# TASK STATEMENT
Write out each line of the listing as it stands, without the images.

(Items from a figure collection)
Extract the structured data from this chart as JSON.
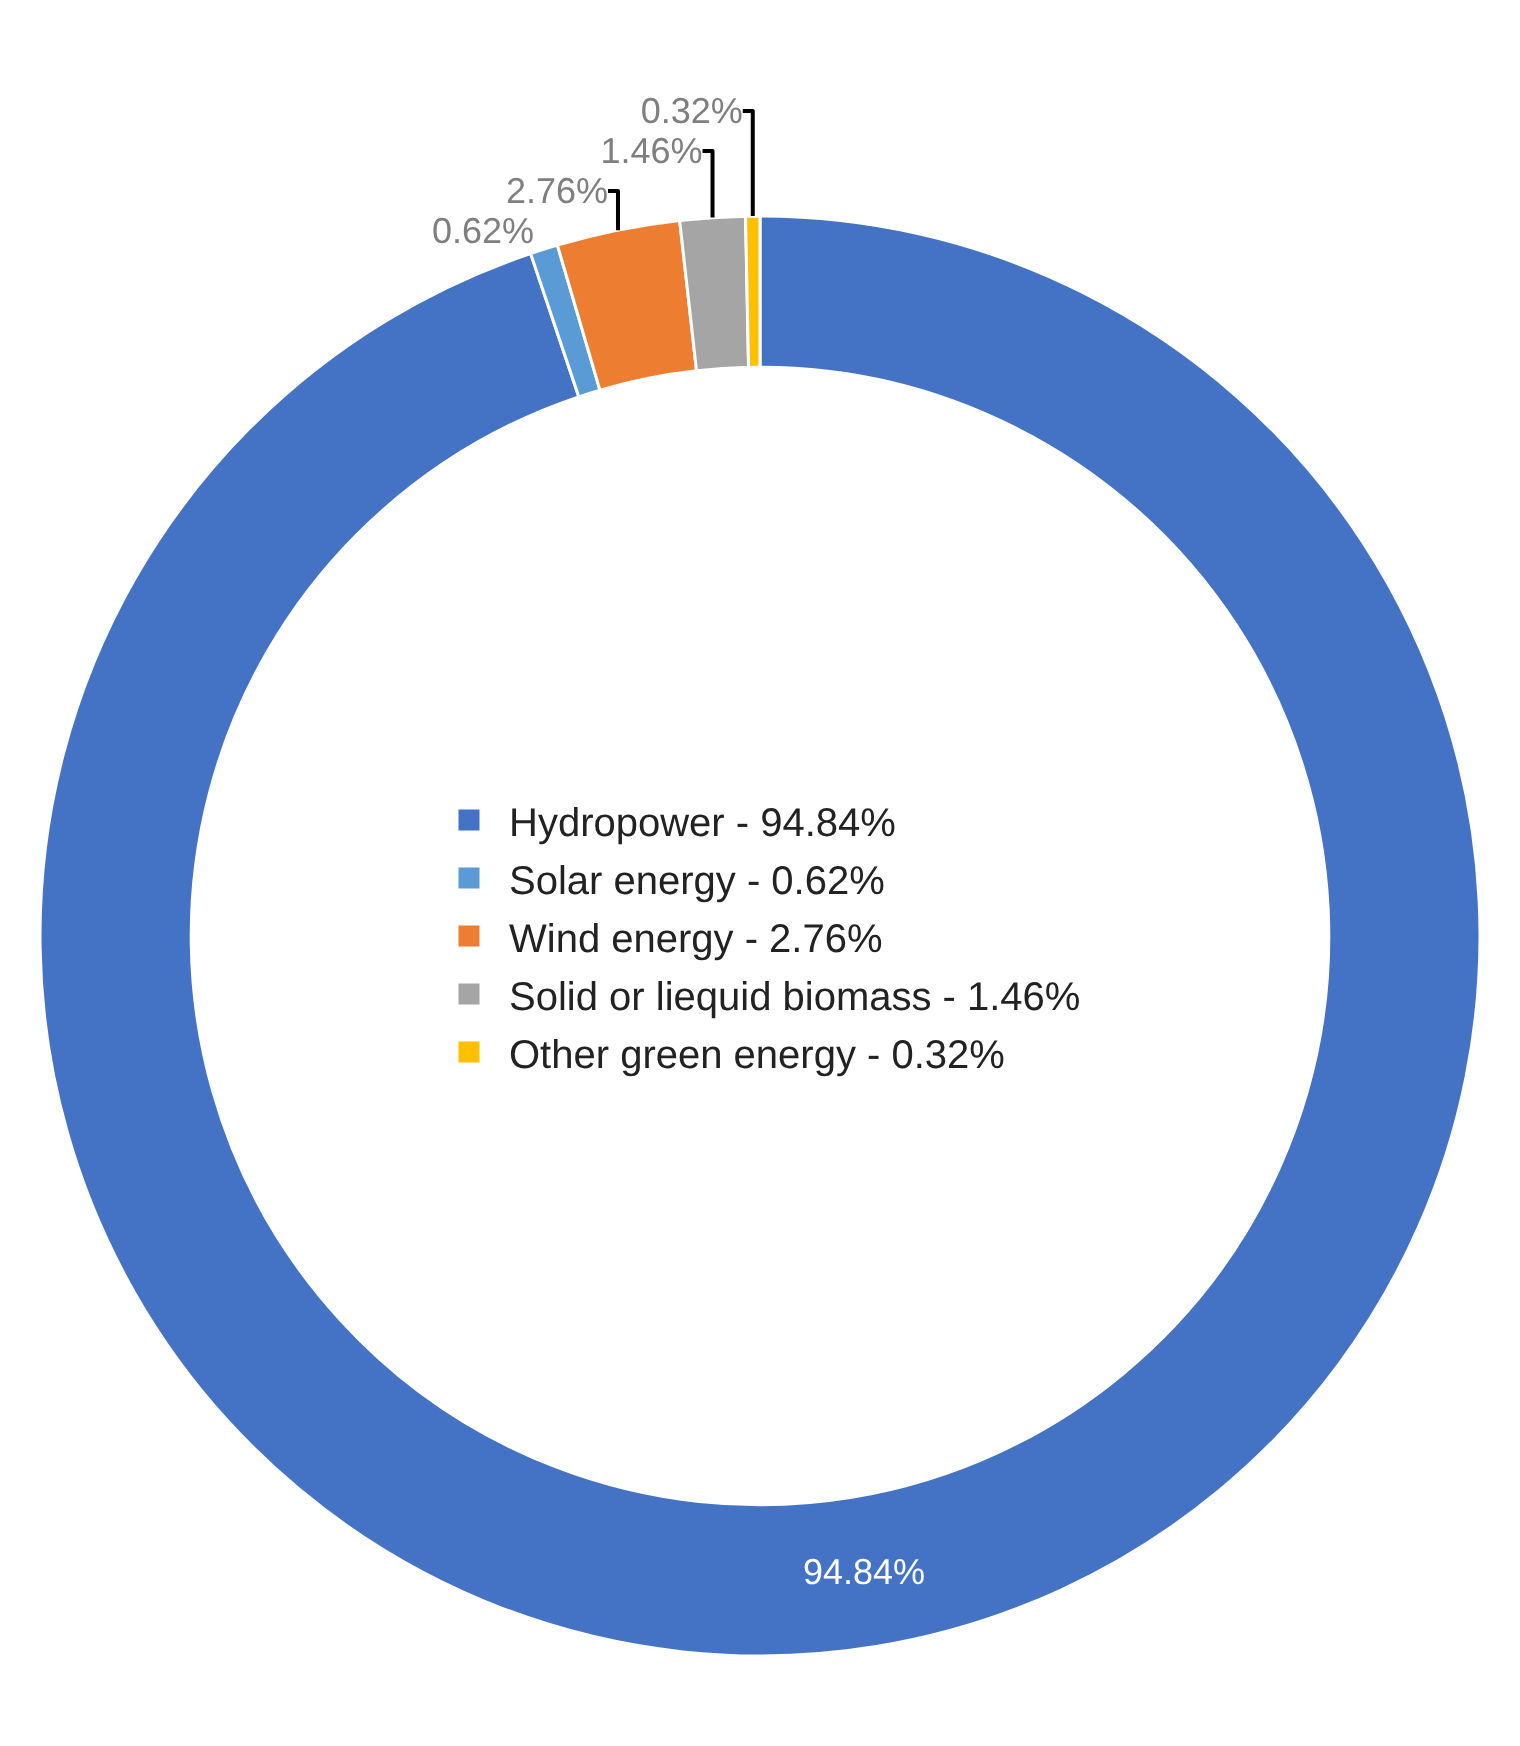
{
  "chart_data": {
    "type": "donut",
    "categories": [
      "Hydropower - 94.84%",
      "Solar energy - 0.62%",
      "Wind energy - 2.76%",
      "Solid or liequid biomass - 1.46%",
      "Other green energy - 0.32%"
    ],
    "values": [
      94.84,
      0.62,
      2.76,
      1.46,
      0.32
    ],
    "value_labels": [
      "94.84%",
      "0.62%",
      "2.76%",
      "1.46%",
      "0.32%"
    ],
    "colors": [
      "#4472c4",
      "#5b9bd5",
      "#ed7d31",
      "#a5a5a5",
      "#ffc000"
    ],
    "legend": "center"
  }
}
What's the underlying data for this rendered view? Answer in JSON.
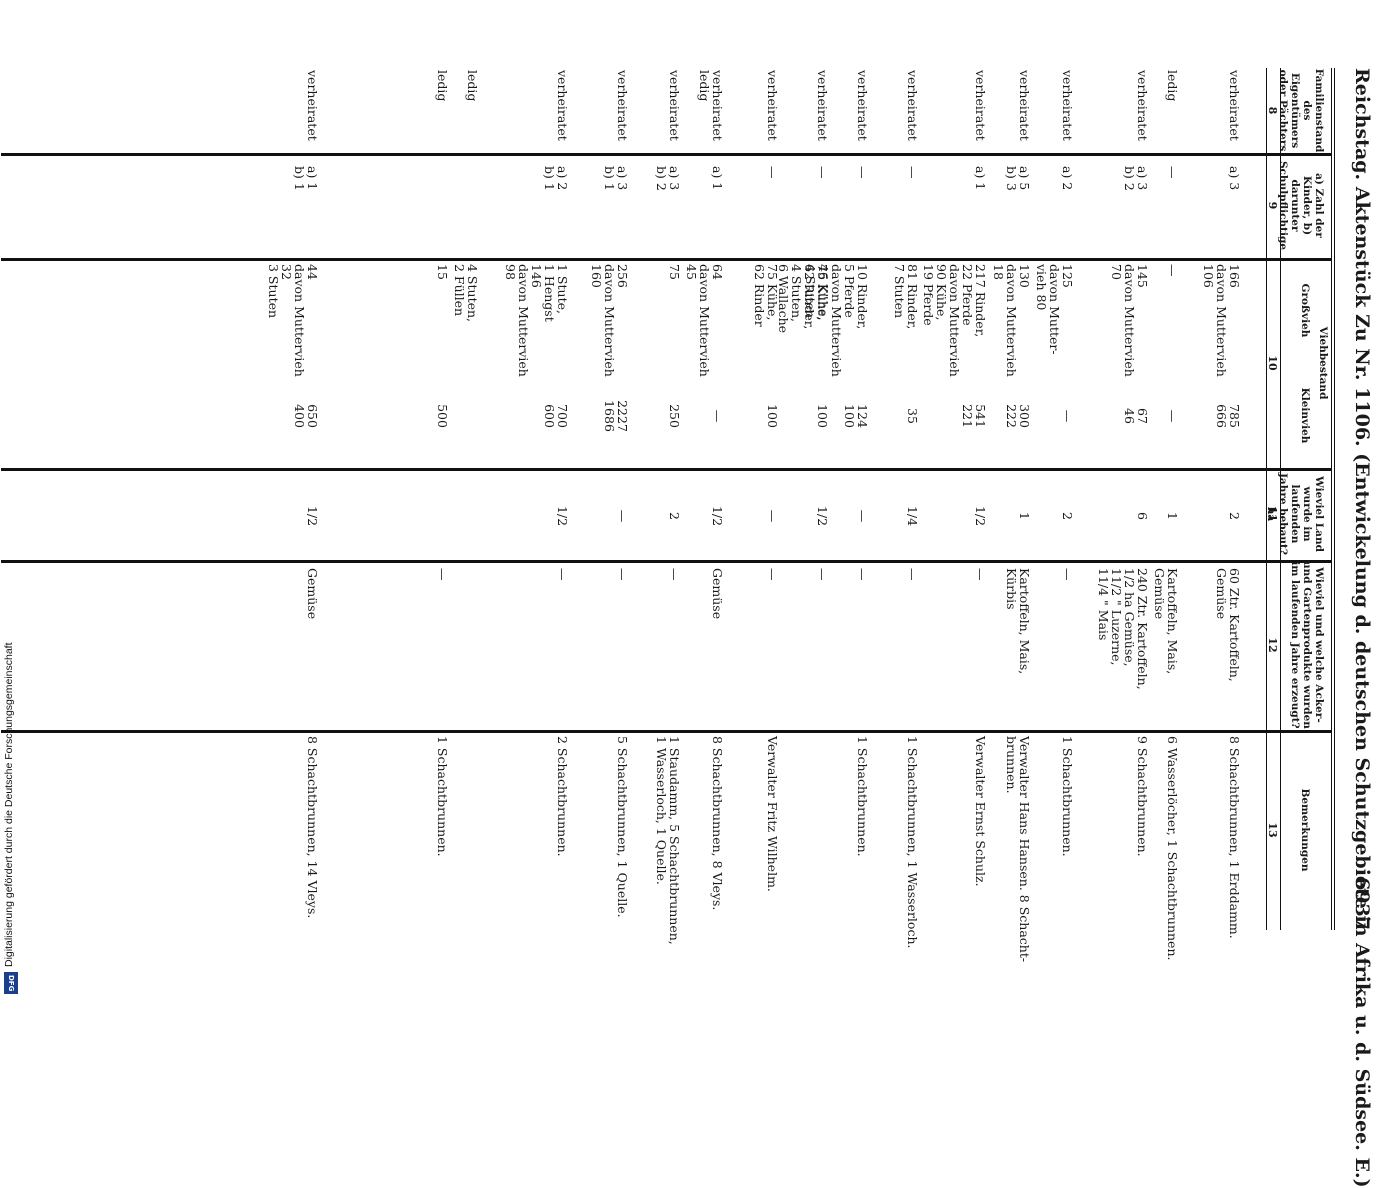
{
  "header": {
    "left": "Reichstag. Aktenstück Zu Nr. 1106. (Entwickelung d. deutschen Schutzgebiete in Afrika u. d. Südsee. E.)",
    "page_number": "6937"
  },
  "columns": [
    {
      "label": "Familienstand des Eigentümers oder Pächters",
      "num": "8"
    },
    {
      "label": "a) Zahl der Kinder, b) darunter Schulpflichtige",
      "num": "9"
    },
    {
      "label": "Großvieh",
      "num": ""
    },
    {
      "label": "Kleinvieh",
      "num": ""
    },
    {
      "label": "Wieviel Land wurde im laufenden Jahre bebaut? ha",
      "num": "11"
    },
    {
      "label": "Wieviel und welche Acker- und Gartenprodukte wurden im laufenden Jahre erzeugt?",
      "num": "12"
    },
    {
      "label": "Bemerkungen",
      "num": "13"
    }
  ],
  "group_header": {
    "label": "Viehbestand",
    "num": "10"
  },
  "rows": [
    {
      "fam": "verheiratet",
      "kids": "a) 3",
      "gross": "166\ndavon Muttervieh\n106",
      "klein": "785\n666",
      "land": "2",
      "prod": "60 Ztr. Kartoffeln,\nGemüse",
      "bem": "8 Schachtbrunnen, 1 Erddamm."
    },
    {
      "fam": "ledig",
      "kids": "—",
      "gross": "—",
      "klein": "—",
      "land": "1",
      "prod": "Kartoffeln, Mais,\nGemüse",
      "bem": "6 Wasserlöcher, 1 Schachtbrunnen."
    },
    {
      "fam": "verheiratet",
      "kids": "a) 3\nb) 2",
      "gross": "145\ndavon Muttervieh\n70",
      "klein": "67\n46",
      "land": "6",
      "prod": "240 Ztr. Kartoffeln,\n1/2 ha Gemüse,\n11/2 \" Luzerne,\n11/4 \" Mais",
      "bem": "9 Schachtbrunnen."
    },
    {
      "fam": "verheiratet",
      "kids": "a) 2",
      "gross": "125\ndavon Mutter-\nvieh 80",
      "klein": "—",
      "land": "2",
      "prod": "—",
      "bem": "1 Schachtbrunnen."
    },
    {
      "fam": "verheiratet",
      "kids": "a) 5\nb) 3",
      "gross": "130\ndavon Muttervieh\n18",
      "klein": "300\n222",
      "land": "1",
      "prod": "Kartoffeln, Mais,\nKürbis",
      "bem": "Verwalter Hans Hansen. 8 Schacht-\nbrunnen."
    },
    {
      "fam": "verheiratet",
      "kids": "a) 1",
      "gross": "217 Rinder,\n22 Pferde\ndavon Muttervieh\n90 Kühe,\n19 Pferde",
      "klein": "541\n221",
      "land": "1/2",
      "prod": "—",
      "bem": "Verwalter Ernst Schulz."
    },
    {
      "fam": "verheiratet",
      "kids": "—",
      "gross": "81 Rinder,\n7 Stuten",
      "klein": "35",
      "land": "1/4",
      "prod": "—",
      "bem": "1 Schachtbrunnen, 1 Wasserloch."
    },
    {
      "fam": "verheiratet",
      "kids": "—",
      "gross": "10 Rinder,\n5 Pferde\ndavon Muttervieh\n46 Kühe,\n4 Stuten",
      "klein": "124\n100",
      "land": "—",
      "prod": "—",
      "bem": "1 Schachtbrunnen."
    },
    {
      "fam": "verheiratet",
      "kids": "—",
      "gross": "75 Kühe,\n62 Rinder,\n4 Stuten,\n6 Wallache",
      "klein": "100",
      "land": "1/2",
      "prod": "—",
      "bem": ""
    },
    {
      "fam": "verheiratet",
      "kids": "—",
      "gross": "75 Kühe,\n62 Rinder",
      "klein": "100",
      "land": "—",
      "prod": "—",
      "bem": "Verwalter Fritz Wilhelm."
    },
    {
      "fam": "verheiratet\nledig",
      "kids": "a) 1",
      "gross": "64\ndavon Muttervieh\n45",
      "klein": "—",
      "land": "1/2",
      "prod": "Gemüse",
      "bem": "8 Schachtbrunnen, 8 Vleys."
    },
    {
      "fam": "verheiratet",
      "kids": "a) 3\nb) 2",
      "gross": "75",
      "klein": "250",
      "land": "2",
      "prod": "—",
      "bem": "1 Staudamm, 5 Schachtbrunnen,\n1 Wasserloch, 1 Quelle."
    },
    {
      "fam": "verheiratet",
      "kids": "a) 3\nb) 1",
      "gross": "256\ndavon Muttervieh\n160",
      "klein": "2227\n1686",
      "land": "—",
      "prod": "—",
      "bem": "5 Schachtbrunnen, 1 Quelle."
    },
    {
      "fam": "verheiratet",
      "kids": "a) 2\nb) 1",
      "gross": "1 Stute,\n1 Hengst\n146\ndavon Muttervieh\n98",
      "klein": "700\n600",
      "land": "1/2",
      "prod": "—",
      "bem": "2 Schachtbrunnen."
    },
    {
      "fam": "ledig",
      "kids": "",
      "gross": "4 Stuten,\n2 Füllen",
      "klein": "",
      "land": "",
      "prod": "",
      "bem": ""
    },
    {
      "fam": "ledig",
      "kids": "",
      "gross": "15",
      "klein": "500",
      "land": "",
      "prod": "—",
      "bem": "1 Schachtbrunnen."
    },
    {
      "fam": "verheiratet",
      "kids": "a) 1\nb) 1",
      "gross": "44\ndavon Muttervieh\n32\n3 Stuten",
      "klein": "650\n400",
      "land": "1/2",
      "prod": "Gemüse",
      "bem": "8 Schachtbrunnen, 14 Vleys."
    }
  ],
  "side_note": "Digitalisierung gefördert durch die Deutsche Forschungsgemeinschaft",
  "logo": "DFG"
}
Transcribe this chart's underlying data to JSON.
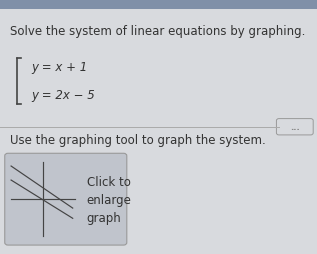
{
  "bg_color": "#c8ccd4",
  "top_bar_color": "#8090a8",
  "content_bg": "#d8dade",
  "title_text": "Solve the system of linear equations by graphing.",
  "title_fontsize": 8.5,
  "eq1": "y = x + 1",
  "eq2": "y = 2x − 5",
  "eq_fontsize": 8.5,
  "subtitle_text": "Use the graphing tool to graph the system.",
  "subtitle_fontsize": 8.5,
  "box_bg": "#c0c4cc",
  "box_border": "#999999",
  "click_text": "Click to\nenlarge\ngraph",
  "click_fontsize": 8.5,
  "divider_color": "#aaaaaa",
  "text_color": "#333333",
  "graph_line_color": "#444444",
  "brace_color": "#444444",
  "dots_color": "#888888",
  "dots_text": "...",
  "top_bar_height": 0.04
}
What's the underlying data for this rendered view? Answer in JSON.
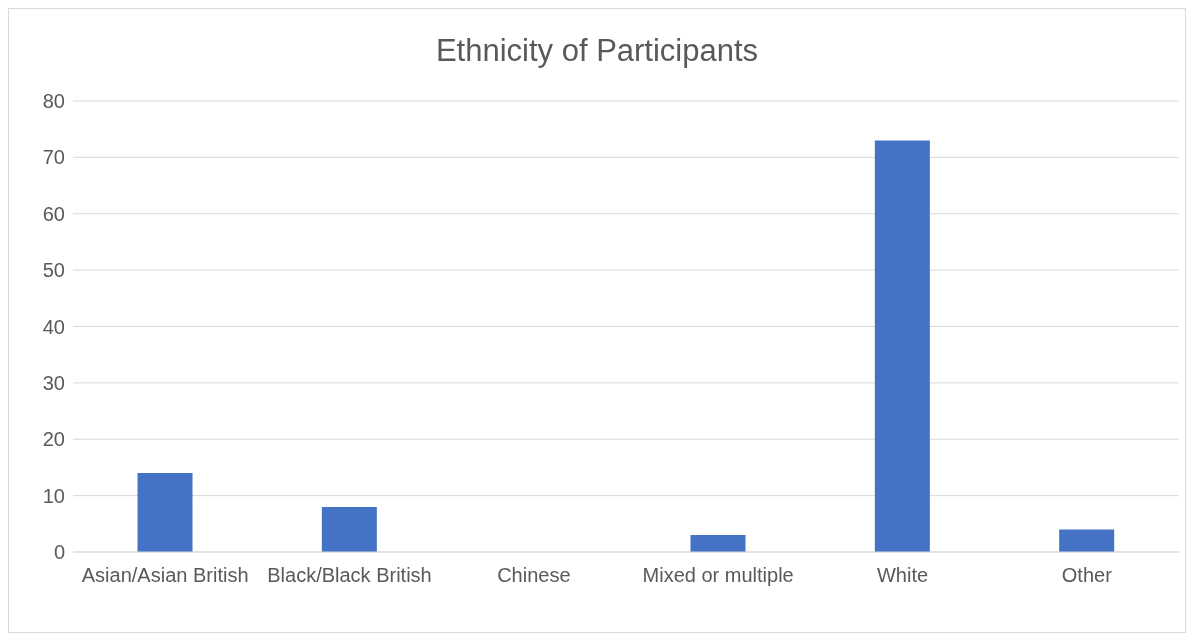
{
  "chart_data": {
    "type": "bar",
    "title": "Ethnicity of Participants",
    "categories": [
      "Asian/Asian British",
      "Black/Black British",
      "Chinese",
      "Mixed or multiple",
      "White",
      "Other"
    ],
    "values": [
      14,
      8,
      0,
      3,
      73,
      4
    ],
    "color": "#4472c4",
    "ylim": [
      0,
      80
    ],
    "yticks": [
      0,
      10,
      20,
      30,
      40,
      50,
      60,
      70,
      80
    ],
    "grid": "y",
    "legend": false
  }
}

# RESPONSE TO THE EXERCISE
Extract the structured data from this chart as JSON.
{
  "chart_data": {
    "type": "donut",
    "categories": [
      "Hydropower - 94.84%",
      "Solar energy - 0.62%",
      "Wind energy - 2.76%",
      "Solid or liequid biomass - 1.46%",
      "Other green energy - 0.32%"
    ],
    "values": [
      94.84,
      0.62,
      2.76,
      1.46,
      0.32
    ],
    "value_labels": [
      "94.84%",
      "0.62%",
      "2.76%",
      "1.46%",
      "0.32%"
    ],
    "colors": [
      "#4472c4",
      "#5b9bd5",
      "#ed7d31",
      "#a5a5a5",
      "#ffc000"
    ],
    "legend": "center"
  }
}
What's the underlying data for this rendered view? Answer in JSON.
{
  "header": {
    "left": "Reichstag. Aktenstück Zu Nr. 1106. (Entwickelung d. deutschen Schutzgebiete in Afrika u. d. Südsee. E.)",
    "page_number": "6937"
  },
  "columns": [
    {
      "label": "Familienstand des Eigentümers oder Pächters",
      "num": "8"
    },
    {
      "label": "a) Zahl der Kinder, b) darunter Schulpflichtige",
      "num": "9"
    },
    {
      "label": "Großvieh",
      "num": ""
    },
    {
      "label": "Kleinvieh",
      "num": ""
    },
    {
      "label": "Wieviel Land wurde im laufenden Jahre bebaut? ha",
      "num": "11"
    },
    {
      "label": "Wieviel und welche Acker- und Gartenprodukte wurden im laufenden Jahre erzeugt?",
      "num": "12"
    },
    {
      "label": "Bemerkungen",
      "num": "13"
    }
  ],
  "group_header": {
    "label": "Viehbestand",
    "num": "10"
  },
  "rows": [
    {
      "fam": "verheiratet",
      "kids": "a) 3",
      "gross": "166\ndavon Muttervieh\n106",
      "klein": "785\n666",
      "land": "2",
      "prod": "60 Ztr. Kartoffeln,\nGemüse",
      "bem": "8 Schachtbrunnen, 1 Erddamm."
    },
    {
      "fam": "ledig",
      "kids": "—",
      "gross": "—",
      "klein": "—",
      "land": "1",
      "prod": "Kartoffeln, Mais,\nGemüse",
      "bem": "6 Wasserlöcher, 1 Schachtbrunnen."
    },
    {
      "fam": "verheiratet",
      "kids": "a) 3\nb) 2",
      "gross": "145\ndavon Muttervieh\n70",
      "klein": "67\n46",
      "land": "6",
      "prod": "240 Ztr. Kartoffeln,\n1/2 ha Gemüse,\n11/2 \" Luzerne,\n11/4 \" Mais",
      "bem": "9 Schachtbrunnen."
    },
    {
      "fam": "verheiratet",
      "kids": "a) 2",
      "gross": "125\ndavon Mutter-\nvieh 80",
      "klein": "—",
      "land": "2",
      "prod": "—",
      "bem": "1 Schachtbrunnen."
    },
    {
      "fam": "verheiratet",
      "kids": "a) 5\nb) 3",
      "gross": "130\ndavon Muttervieh\n18",
      "klein": "300\n222",
      "land": "1",
      "prod": "Kartoffeln, Mais,\nKürbis",
      "bem": "Verwalter Hans Hansen. 8 Schacht-\nbrunnen."
    },
    {
      "fam": "verheiratet",
      "kids": "a) 1",
      "gross": "217 Rinder,\n22 Pferde\ndavon Muttervieh\n90 Kühe,\n19 Pferde",
      "klein": "541\n221",
      "land": "1/2",
      "prod": "—",
      "bem": "Verwalter Ernst Schulz."
    },
    {
      "fam": "verheiratet",
      "kids": "—",
      "gross": "81 Rinder,\n7 Stuten",
      "klein": "35",
      "land": "1/4",
      "prod": "—",
      "bem": "1 Schachtbrunnen, 1 Wasserloch."
    },
    {
      "fam": "verheiratet",
      "kids": "—",
      "gross": "10 Rinder,\n5 Pferde\ndavon Muttervieh\n46 Kühe,\n4 Stuten",
      "klein": "124\n100",
      "land": "—",
      "prod": "—",
      "bem": "1 Schachtbrunnen."
    },
    {
      "fam": "verheiratet",
      "kids": "—",
      "gross": "75 Kühe,\n62 Rinder,\n4 Stuten,\n6 Wallache",
      "klein": "100",
      "land": "1/2",
      "prod": "—",
      "bem": ""
    },
    {
      "fam": "verheiratet",
      "kids": "—",
      "gross": "75 Kühe,\n62 Rinder",
      "klein": "100",
      "land": "—",
      "prod": "—",
      "bem": "Verwalter Fritz Wilhelm."
    },
    {
      "fam": "verheiratet\nledig",
      "kids": "a) 1",
      "gross": "64\ndavon Muttervieh\n45",
      "klein": "—",
      "land": "1/2",
      "prod": "Gemüse",
      "bem": "8 Schachtbrunnen, 8 Vleys."
    },
    {
      "fam": "verheiratet",
      "kids": "a) 3\nb) 2",
      "gross": "75",
      "klein": "250",
      "land": "2",
      "prod": "—",
      "bem": "1 Staudamm, 5 Schachtbrunnen,\n1 Wasserloch, 1 Quelle."
    },
    {
      "fam": "verheiratet",
      "kids": "a) 3\nb) 1",
      "gross": "256\ndavon Muttervieh\n160",
      "klein": "2227\n1686",
      "land": "—",
      "prod": "—",
      "bem": "5 Schachtbrunnen, 1 Quelle."
    },
    {
      "fam": "verheiratet",
      "kids": "a) 2\nb) 1",
      "gross": "1 Stute,\n1 Hengst\n146\ndavon Muttervieh\n98",
      "klein": "700\n600",
      "land": "1/2",
      "prod": "—",
      "bem": "2 Schachtbrunnen."
    },
    {
      "fam": "ledig",
      "kids": "",
      "gross": "4 Stuten,\n2 Füllen",
      "klein": "",
      "land": "",
      "prod": "",
      "bem": ""
    },
    {
      "fam": "ledig",
      "kids": "",
      "gross": "15",
      "klein": "500",
      "land": "",
      "prod": "—",
      "bem": "1 Schachtbrunnen."
    },
    {
      "fam": "verheiratet",
      "kids": "a) 1\nb) 1",
      "gross": "44\ndavon Muttervieh\n32\n3 Stuten",
      "klein": "650\n400",
      "land": "1/2",
      "prod": "Gemüse",
      "bem": "8 Schachtbrunnen, 14 Vleys."
    }
  ],
  "side_note": "Digitalisierung gefördert durch die Deutsche Forschungsgemeinschaft",
  "logo": "DFG"
}
Transcribe this chart's underlying data to JSON.
{
  "bg_color": "#c8ccd4",
  "top_bar_color": "#8090a8",
  "content_bg": "#d8dade",
  "title_text": "Solve the system of linear equations by graphing.",
  "title_fontsize": 8.5,
  "eq1": "y = x + 1",
  "eq2": "y = 2x − 5",
  "eq_fontsize": 8.5,
  "subtitle_text": "Use the graphing tool to graph the system.",
  "subtitle_fontsize": 8.5,
  "box_bg": "#c0c4cc",
  "box_border": "#999999",
  "click_text": "Click to\nenlarge\ngraph",
  "click_fontsize": 8.5,
  "divider_color": "#aaaaaa",
  "text_color": "#333333",
  "graph_line_color": "#444444",
  "brace_color": "#444444",
  "dots_color": "#888888",
  "dots_text": "...",
  "top_bar_height": 0.04
}
What's the underlying data for this rendered view? Answer in JSON.
{
  "chart_data": {
    "type": "bar",
    "title": "Ethnicity of Participants",
    "categories": [
      "Asian/Asian British",
      "Black/Black British",
      "Chinese",
      "Mixed or multiple",
      "White",
      "Other"
    ],
    "values": [
      14,
      8,
      0,
      3,
      73,
      4
    ],
    "color": "#4472c4",
    "ylim": [
      0,
      80
    ],
    "yticks": [
      0,
      10,
      20,
      30,
      40,
      50,
      60,
      70,
      80
    ],
    "grid": "y",
    "legend": false
  }
}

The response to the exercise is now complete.